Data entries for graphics
------------------------------------------------
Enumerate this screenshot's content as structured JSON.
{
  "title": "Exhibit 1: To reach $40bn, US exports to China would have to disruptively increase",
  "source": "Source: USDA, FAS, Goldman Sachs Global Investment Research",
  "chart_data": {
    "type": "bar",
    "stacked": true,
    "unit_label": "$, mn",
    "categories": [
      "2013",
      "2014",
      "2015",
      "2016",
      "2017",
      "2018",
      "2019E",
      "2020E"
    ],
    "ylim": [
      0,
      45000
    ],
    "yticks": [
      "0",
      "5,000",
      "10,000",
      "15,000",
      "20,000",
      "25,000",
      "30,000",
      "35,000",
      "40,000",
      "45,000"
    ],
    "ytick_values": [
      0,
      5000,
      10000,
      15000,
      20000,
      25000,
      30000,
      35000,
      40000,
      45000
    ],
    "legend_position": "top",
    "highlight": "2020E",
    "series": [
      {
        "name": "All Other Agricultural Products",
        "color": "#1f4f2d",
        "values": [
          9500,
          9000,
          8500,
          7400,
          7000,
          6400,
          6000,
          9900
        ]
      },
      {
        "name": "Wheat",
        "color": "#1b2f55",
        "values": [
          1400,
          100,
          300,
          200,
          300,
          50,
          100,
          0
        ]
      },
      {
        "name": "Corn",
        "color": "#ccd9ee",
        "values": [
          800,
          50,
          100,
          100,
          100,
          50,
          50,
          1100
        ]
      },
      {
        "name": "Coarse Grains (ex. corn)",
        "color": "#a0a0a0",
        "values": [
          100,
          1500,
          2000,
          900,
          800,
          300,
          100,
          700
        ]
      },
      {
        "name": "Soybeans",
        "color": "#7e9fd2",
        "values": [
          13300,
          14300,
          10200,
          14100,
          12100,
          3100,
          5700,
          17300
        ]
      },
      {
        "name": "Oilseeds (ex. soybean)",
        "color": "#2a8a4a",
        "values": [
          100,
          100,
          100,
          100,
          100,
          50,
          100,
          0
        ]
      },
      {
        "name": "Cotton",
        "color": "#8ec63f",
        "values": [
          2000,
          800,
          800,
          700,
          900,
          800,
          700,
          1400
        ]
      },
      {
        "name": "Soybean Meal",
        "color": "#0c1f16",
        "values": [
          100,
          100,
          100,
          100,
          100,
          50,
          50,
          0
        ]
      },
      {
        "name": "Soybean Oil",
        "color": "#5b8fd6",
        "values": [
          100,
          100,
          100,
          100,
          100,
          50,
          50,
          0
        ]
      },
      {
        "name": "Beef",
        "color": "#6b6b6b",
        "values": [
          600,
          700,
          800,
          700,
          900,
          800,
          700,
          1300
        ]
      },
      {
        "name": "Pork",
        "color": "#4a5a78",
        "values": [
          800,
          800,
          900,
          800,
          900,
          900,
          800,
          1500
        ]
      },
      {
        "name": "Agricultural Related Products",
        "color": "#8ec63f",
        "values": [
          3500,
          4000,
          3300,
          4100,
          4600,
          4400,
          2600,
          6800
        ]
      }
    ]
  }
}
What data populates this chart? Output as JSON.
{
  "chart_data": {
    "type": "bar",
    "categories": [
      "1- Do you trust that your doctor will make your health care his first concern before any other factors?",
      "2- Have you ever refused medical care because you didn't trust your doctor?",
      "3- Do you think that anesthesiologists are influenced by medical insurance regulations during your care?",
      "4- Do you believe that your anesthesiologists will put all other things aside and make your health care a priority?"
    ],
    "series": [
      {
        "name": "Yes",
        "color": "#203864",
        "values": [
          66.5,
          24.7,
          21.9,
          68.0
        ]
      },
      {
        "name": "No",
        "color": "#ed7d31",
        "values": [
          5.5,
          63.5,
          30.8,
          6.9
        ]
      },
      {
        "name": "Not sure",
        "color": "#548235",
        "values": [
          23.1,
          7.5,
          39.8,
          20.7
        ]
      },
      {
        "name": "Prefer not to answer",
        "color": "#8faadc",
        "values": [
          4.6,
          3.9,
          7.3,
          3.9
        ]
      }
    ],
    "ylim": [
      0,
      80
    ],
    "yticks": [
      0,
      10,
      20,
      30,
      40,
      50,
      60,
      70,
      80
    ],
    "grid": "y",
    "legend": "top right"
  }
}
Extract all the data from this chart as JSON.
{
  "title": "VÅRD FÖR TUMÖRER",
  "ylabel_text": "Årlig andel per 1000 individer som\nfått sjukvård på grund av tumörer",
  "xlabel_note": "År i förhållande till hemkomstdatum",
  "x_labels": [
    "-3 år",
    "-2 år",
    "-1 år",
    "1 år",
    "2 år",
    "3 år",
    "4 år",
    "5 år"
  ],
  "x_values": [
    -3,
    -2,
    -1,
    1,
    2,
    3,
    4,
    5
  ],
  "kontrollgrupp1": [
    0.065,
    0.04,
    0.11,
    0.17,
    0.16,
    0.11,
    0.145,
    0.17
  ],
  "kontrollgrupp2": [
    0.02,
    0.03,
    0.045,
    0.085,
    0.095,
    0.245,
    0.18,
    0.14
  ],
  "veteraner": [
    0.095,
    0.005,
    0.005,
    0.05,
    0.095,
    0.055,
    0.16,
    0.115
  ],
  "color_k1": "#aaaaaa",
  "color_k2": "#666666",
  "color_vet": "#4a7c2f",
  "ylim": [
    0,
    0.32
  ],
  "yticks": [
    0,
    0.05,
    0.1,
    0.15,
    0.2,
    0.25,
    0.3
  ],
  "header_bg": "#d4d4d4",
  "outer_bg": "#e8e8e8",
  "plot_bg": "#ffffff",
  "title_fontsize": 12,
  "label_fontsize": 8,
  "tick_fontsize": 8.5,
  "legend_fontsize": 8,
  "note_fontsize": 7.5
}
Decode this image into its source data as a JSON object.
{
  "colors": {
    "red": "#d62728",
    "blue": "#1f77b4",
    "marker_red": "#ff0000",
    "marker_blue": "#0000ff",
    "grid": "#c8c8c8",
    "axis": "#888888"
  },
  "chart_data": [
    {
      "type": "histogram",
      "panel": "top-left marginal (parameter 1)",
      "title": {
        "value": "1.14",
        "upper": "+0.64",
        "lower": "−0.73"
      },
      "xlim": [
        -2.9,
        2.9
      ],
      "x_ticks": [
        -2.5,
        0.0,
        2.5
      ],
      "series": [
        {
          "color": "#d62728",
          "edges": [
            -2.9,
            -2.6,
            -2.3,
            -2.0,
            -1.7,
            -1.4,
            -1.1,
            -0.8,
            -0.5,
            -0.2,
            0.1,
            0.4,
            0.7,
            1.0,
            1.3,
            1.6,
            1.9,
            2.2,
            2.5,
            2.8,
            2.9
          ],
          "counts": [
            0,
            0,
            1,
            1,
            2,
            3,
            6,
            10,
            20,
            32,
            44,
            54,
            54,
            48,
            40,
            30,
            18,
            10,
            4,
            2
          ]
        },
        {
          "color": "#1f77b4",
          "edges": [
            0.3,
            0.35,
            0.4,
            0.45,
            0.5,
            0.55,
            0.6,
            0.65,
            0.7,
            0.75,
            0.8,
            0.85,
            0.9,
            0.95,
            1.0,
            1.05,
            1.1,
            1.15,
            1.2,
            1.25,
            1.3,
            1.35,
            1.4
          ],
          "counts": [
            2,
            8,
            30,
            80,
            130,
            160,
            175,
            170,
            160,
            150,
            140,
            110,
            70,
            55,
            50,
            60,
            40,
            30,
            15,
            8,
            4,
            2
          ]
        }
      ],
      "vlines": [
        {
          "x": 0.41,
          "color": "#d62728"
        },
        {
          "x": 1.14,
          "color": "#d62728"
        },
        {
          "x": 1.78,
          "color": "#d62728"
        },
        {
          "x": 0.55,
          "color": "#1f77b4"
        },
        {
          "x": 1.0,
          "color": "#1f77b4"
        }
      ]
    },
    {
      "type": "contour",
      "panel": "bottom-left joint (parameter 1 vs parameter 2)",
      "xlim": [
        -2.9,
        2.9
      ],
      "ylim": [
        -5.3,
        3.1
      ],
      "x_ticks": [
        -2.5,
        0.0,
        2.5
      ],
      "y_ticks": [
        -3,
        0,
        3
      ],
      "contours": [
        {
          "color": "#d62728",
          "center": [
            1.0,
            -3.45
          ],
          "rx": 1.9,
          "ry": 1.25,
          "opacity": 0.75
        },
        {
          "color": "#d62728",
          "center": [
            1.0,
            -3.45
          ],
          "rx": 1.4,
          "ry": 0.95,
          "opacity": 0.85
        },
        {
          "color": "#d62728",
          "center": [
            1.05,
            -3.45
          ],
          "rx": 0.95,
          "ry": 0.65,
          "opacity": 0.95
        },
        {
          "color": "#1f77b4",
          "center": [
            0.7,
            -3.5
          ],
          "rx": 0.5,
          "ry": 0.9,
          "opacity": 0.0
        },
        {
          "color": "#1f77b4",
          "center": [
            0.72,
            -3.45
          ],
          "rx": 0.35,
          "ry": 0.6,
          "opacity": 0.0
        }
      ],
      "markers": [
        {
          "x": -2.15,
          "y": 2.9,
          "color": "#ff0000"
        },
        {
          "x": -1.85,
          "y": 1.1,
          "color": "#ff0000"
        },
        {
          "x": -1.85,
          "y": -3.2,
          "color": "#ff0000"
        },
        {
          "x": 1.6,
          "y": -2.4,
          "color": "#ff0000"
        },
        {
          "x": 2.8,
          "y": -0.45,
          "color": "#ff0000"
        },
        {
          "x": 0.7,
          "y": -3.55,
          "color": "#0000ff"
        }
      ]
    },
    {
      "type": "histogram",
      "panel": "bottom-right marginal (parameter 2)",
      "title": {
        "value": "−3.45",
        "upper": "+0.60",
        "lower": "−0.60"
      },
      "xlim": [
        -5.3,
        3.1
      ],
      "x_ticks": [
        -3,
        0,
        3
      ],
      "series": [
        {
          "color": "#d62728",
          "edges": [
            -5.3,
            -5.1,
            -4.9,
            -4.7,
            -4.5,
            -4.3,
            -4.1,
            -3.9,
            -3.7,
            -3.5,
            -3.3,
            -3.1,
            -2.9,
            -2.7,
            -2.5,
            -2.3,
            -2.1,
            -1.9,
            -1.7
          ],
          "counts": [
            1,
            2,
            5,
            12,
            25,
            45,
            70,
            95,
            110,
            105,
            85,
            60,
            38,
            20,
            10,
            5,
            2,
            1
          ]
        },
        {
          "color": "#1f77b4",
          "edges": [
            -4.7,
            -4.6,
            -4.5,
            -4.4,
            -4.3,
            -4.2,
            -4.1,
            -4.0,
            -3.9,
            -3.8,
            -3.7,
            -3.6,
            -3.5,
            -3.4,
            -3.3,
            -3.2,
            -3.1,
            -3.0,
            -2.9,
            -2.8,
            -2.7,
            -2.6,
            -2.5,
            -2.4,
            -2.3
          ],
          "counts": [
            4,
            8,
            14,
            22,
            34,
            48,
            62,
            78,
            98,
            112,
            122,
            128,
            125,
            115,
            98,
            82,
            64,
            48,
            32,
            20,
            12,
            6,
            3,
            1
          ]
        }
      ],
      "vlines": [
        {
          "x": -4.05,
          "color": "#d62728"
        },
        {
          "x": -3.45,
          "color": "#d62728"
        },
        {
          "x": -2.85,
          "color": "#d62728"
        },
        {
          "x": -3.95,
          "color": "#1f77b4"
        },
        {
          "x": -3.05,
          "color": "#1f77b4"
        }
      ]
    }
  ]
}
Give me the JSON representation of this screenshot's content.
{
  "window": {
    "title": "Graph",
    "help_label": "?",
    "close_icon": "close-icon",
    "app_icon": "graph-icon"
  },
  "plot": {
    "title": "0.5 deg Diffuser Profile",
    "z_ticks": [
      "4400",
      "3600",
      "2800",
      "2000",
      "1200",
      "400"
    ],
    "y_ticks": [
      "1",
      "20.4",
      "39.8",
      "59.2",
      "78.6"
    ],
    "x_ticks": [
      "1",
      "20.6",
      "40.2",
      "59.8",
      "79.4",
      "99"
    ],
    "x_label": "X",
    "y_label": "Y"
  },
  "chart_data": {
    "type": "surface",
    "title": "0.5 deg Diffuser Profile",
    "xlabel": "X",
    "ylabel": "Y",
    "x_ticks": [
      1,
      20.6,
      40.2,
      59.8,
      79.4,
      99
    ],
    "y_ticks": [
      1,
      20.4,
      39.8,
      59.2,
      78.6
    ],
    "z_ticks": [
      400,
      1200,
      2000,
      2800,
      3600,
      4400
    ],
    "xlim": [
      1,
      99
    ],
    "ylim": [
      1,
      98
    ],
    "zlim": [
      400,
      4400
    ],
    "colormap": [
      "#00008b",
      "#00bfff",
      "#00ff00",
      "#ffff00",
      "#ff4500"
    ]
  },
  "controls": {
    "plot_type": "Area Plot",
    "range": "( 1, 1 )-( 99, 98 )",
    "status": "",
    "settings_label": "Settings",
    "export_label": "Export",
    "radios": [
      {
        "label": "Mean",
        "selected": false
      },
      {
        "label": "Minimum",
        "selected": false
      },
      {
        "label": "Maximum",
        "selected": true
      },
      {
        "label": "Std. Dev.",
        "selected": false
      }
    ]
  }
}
------------------------------------------------
_WORK TO COMPLETE_
In the listing above, how many lines include the word "make"? Answer with the number and nothing more.

_ANSWER TO THIS PROBLEM_
2